» SUPPLIED INFORMATION
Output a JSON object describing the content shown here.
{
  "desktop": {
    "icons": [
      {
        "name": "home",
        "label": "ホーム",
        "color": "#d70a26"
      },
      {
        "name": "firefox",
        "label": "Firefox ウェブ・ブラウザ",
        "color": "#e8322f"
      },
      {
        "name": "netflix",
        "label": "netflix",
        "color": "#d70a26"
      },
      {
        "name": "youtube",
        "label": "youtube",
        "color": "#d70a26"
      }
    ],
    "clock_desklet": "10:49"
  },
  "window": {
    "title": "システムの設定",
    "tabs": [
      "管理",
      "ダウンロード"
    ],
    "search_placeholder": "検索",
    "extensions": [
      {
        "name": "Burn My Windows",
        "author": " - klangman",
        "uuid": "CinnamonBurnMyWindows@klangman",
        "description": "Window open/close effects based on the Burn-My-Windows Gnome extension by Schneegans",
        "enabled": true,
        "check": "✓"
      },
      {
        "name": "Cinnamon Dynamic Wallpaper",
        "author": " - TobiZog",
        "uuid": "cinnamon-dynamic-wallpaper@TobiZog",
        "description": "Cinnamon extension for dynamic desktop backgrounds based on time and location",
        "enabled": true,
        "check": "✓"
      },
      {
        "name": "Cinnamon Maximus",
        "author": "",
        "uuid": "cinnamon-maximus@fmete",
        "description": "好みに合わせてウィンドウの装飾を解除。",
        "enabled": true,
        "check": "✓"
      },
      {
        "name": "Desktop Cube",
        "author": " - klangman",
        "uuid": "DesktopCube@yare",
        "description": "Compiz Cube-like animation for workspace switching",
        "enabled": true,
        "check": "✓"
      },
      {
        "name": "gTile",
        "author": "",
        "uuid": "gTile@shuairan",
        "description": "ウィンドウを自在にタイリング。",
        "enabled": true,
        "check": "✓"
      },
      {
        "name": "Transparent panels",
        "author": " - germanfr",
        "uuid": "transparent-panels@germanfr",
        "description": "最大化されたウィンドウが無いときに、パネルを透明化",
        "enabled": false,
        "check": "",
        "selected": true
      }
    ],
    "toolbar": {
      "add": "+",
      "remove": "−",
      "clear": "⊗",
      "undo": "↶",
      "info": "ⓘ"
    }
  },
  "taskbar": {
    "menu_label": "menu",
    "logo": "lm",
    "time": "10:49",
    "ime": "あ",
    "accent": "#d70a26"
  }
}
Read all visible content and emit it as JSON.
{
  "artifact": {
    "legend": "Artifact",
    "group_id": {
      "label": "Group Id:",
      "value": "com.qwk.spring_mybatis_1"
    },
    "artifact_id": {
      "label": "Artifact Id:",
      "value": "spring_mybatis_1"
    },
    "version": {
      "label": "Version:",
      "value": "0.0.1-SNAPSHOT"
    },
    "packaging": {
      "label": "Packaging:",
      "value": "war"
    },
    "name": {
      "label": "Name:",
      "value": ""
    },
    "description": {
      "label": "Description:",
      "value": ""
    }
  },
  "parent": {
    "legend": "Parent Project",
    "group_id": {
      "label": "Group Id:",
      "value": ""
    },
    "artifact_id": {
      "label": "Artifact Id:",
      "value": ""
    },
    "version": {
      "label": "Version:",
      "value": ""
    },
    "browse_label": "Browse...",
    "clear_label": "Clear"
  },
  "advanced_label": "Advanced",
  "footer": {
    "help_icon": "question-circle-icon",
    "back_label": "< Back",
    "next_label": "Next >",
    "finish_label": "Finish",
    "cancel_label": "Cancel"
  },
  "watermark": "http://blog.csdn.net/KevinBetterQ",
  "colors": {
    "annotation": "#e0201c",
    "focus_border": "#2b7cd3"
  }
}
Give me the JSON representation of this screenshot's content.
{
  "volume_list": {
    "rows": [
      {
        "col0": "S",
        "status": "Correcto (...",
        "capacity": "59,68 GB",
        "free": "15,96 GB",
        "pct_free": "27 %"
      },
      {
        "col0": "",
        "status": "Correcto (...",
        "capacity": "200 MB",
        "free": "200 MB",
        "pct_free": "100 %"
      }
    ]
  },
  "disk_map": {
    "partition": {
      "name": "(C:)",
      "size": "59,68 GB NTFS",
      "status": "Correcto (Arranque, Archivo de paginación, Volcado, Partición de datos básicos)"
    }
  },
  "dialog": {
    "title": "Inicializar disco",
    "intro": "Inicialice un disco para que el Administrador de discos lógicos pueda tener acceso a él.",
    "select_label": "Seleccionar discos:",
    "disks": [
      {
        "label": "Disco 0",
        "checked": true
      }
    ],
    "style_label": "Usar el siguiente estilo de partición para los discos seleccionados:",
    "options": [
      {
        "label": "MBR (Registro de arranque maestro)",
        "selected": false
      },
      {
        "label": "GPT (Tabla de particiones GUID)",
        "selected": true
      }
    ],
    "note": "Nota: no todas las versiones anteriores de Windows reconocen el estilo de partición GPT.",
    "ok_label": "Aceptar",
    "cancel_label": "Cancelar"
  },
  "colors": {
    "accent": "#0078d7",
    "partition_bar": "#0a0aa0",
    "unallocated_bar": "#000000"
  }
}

» WHAT YOU WILL DO
Show, from the material above, each line that includes the string "germanfr".

» FINISHED TASK
        "author": " - germanfr",
        "uuid": "transparent-panels@germanfr",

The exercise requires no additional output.